*Problem to solve*
Would you set down every line of the data below exactly as it reads?

*Dataset*
________________________

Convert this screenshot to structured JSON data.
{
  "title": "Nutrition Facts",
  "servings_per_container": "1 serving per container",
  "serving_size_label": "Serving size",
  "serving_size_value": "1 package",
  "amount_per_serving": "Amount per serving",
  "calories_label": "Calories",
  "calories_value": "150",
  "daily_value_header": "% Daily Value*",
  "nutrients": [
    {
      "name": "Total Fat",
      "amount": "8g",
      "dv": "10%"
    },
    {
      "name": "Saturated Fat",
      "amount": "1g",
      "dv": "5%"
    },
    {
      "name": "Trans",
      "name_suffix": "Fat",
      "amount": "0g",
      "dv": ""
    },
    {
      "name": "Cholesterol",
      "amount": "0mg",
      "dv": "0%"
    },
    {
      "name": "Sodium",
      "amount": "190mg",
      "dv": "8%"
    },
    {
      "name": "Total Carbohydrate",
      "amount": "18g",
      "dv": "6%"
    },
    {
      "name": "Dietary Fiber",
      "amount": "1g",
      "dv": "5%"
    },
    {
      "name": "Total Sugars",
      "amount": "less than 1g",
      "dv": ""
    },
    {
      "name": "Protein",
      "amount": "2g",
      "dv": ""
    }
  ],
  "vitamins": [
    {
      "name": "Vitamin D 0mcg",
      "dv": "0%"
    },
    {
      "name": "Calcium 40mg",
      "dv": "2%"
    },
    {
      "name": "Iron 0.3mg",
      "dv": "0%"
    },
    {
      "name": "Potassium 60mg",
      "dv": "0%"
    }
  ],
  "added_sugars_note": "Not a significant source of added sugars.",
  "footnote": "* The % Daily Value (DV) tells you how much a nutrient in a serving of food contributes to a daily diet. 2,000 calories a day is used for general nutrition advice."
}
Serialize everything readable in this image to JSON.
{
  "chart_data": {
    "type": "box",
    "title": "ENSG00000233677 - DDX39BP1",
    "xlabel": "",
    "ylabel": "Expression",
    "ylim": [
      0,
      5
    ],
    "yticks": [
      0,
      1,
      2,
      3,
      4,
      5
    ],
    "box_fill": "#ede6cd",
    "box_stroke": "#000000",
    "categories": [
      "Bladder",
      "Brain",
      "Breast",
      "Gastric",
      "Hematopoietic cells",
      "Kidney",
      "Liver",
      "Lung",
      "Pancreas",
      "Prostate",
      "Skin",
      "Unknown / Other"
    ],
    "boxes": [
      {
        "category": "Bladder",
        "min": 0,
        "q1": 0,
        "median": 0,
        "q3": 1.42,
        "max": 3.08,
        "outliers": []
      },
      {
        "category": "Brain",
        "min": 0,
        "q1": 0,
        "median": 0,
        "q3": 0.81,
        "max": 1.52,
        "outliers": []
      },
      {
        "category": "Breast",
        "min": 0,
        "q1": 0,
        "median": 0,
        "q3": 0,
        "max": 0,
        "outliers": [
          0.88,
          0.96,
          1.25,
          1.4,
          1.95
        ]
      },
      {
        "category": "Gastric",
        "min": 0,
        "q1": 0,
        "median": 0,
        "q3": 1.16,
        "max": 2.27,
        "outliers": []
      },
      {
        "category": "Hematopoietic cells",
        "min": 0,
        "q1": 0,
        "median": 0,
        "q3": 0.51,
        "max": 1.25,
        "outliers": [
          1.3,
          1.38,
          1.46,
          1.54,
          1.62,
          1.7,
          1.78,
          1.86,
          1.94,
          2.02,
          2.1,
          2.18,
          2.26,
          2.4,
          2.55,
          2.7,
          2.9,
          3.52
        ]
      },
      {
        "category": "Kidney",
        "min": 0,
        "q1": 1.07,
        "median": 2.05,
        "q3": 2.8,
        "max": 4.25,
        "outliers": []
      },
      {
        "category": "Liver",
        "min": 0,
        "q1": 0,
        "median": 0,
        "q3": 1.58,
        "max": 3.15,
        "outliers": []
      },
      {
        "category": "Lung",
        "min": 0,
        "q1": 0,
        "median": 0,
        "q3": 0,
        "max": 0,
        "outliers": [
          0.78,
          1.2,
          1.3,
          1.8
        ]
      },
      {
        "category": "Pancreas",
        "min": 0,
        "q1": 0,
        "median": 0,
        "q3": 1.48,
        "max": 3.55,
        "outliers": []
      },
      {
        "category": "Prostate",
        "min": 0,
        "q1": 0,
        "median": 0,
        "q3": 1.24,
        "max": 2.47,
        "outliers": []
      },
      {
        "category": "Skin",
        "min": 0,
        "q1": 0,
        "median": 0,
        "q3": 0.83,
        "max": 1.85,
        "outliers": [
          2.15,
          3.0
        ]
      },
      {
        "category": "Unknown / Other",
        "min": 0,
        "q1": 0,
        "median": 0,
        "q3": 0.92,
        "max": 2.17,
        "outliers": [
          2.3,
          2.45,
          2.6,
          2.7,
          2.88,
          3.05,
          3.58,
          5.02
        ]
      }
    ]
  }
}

________________________

*Solution*
Convert this screenshot to structured JSON data.
{
  "title": "Nutrition Facts",
  "servings_per_container": "1 serving per container",
  "serving_size_label": "Serving size",
  "serving_size_value": "1 package",
  "amount_per_serving": "Amount per serving",
  "calories_label": "Calories",
  "calories_value": "150",
  "daily_value_header": "% Daily Value*",
  "nutrients": [
    {
      "name": "Total Fat",
      "amount": "8g",
      "dv": "10%"
    },
    {
      "name": "Saturated Fat",
      "amount": "1g",
      "dv": "5%"
    },
    {
      "name": "Trans",
      "name_suffix": "Fat",
      "amount": "0g",
      "dv": ""
    },
    {
      "name": "Cholesterol",
      "amount": "0mg",
      "dv": "0%"
    },
    {
      "name": "Sodium",
      "amount": "190mg",
      "dv": "8%"
    },
    {
      "name": "Total Carbohydrate",
      "amount": "18g",
      "dv": "6%"
    },
    {
      "name": "Dietary Fiber",
      "amount": "1g",
      "dv": "5%"
    },
    {
      "name": "Total Sugars",
      "amount": "less than 1g",
      "dv": ""
    },
    {
      "name": "Protein",
      "amount": "2g",
      "dv": ""
    }
  ],
  "vitamins": [
    {
      "name": "Vitamin D 0mcg",
      "dv": "0%"
    },
    {
      "name": "Calcium 40mg",
      "dv": "2%"
    },
    {
      "name": "Iron 0.3mg",
      "dv": "0%"
    },
    {
      "name": "Potassium 60mg",
      "dv": "0%"
    }
  ],
  "added_sugars_note": "Not a significant source of added sugars.",
  "footnote": "* The % Daily Value (DV) tells you how much a nutrient in a serving of food contributes to a daily diet. 2,000 calories a day is used for general nutrition advice."
}
Serialize everything readable in this image to JSON.
{
  "chart_data": {
    "type": "box",
    "title": "ENSG00000233677 - DDX39BP1",
    "xlabel": "",
    "ylabel": "Expression",
    "ylim": [
      0,
      5
    ],
    "yticks": [
      0,
      1,
      2,
      3,
      4,
      5
    ],
    "box_fill": "#ede6cd",
    "box_stroke": "#000000",
    "categories": [
      "Bladder",
      "Brain",
      "Breast",
      "Gastric",
      "Hematopoietic cells",
      "Kidney",
      "Liver",
      "Lung",
      "Pancreas",
      "Prostate",
      "Skin",
      "Unknown / Other"
    ],
    "boxes": [
      {
        "category": "Bladder",
        "min": 0,
        "q1": 0,
        "median": 0,
        "q3": 1.42,
        "max": 3.08,
        "outliers": []
      },
      {
        "category": "Brain",
        "min": 0,
        "q1": 0,
        "median": 0,
        "q3": 0.81,
        "max": 1.52,
        "outliers": []
      },
      {
        "category": "Breast",
        "min": 0,
        "q1": 0,
        "median": 0,
        "q3": 0,
        "max": 0,
        "outliers": [
          0.88,
          0.96,
          1.25,
          1.4,
          1.95
        ]
      },
      {
        "category": "Gastric",
        "min": 0,
        "q1": 0,
        "median": 0,
        "q3": 1.16,
        "max": 2.27,
        "outliers": []
      },
      {
        "category": "Hematopoietic cells",
        "min": 0,
        "q1": 0,
        "median": 0,
        "q3": 0.51,
        "max": 1.25,
        "outliers": [
          1.3,
          1.38,
          1.46,
          1.54,
          1.62,
          1.7,
          1.78,
          1.86,
          1.94,
          2.02,
          2.1,
          2.18,
          2.26,
          2.4,
          2.55,
          2.7,
          2.9,
          3.52
        ]
      },
      {
        "category": "Kidney",
        "min": 0,
        "q1": 1.07,
        "median": 2.05,
        "q3": 2.8,
        "max": 4.25,
        "outliers": []
      },
      {
        "category": "Liver",
        "min": 0,
        "q1": 0,
        "median": 0,
        "q3": 1.58,
        "max": 3.15,
        "outliers": []
      },
      {
        "category": "Lung",
        "min": 0,
        "q1": 0,
        "median": 0,
        "q3": 0,
        "max": 0,
        "outliers": [
          0.78,
          1.2,
          1.3,
          1.8
        ]
      },
      {
        "category": "Pancreas",
        "min": 0,
        "q1": 0,
        "median": 0,
        "q3": 1.48,
        "max": 3.55,
        "outliers": []
      },
      {
        "category": "Prostate",
        "min": 0,
        "q1": 0,
        "median": 0,
        "q3": 1.24,
        "max": 2.47,
        "outliers": []
      },
      {
        "category": "Skin",
        "min": 0,
        "q1": 0,
        "median": 0,
        "q3": 0.83,
        "max": 1.85,
        "outliers": [
          2.15,
          3.0
        ]
      },
      {
        "category": "Unknown / Other",
        "min": 0,
        "q1": 0,
        "median": 0,
        "q3": 0.92,
        "max": 2.17,
        "outliers": [
          2.3,
          2.45,
          2.6,
          2.7,
          2.88,
          3.05,
          3.58,
          5.02
        ]
      }
    ]
  }
}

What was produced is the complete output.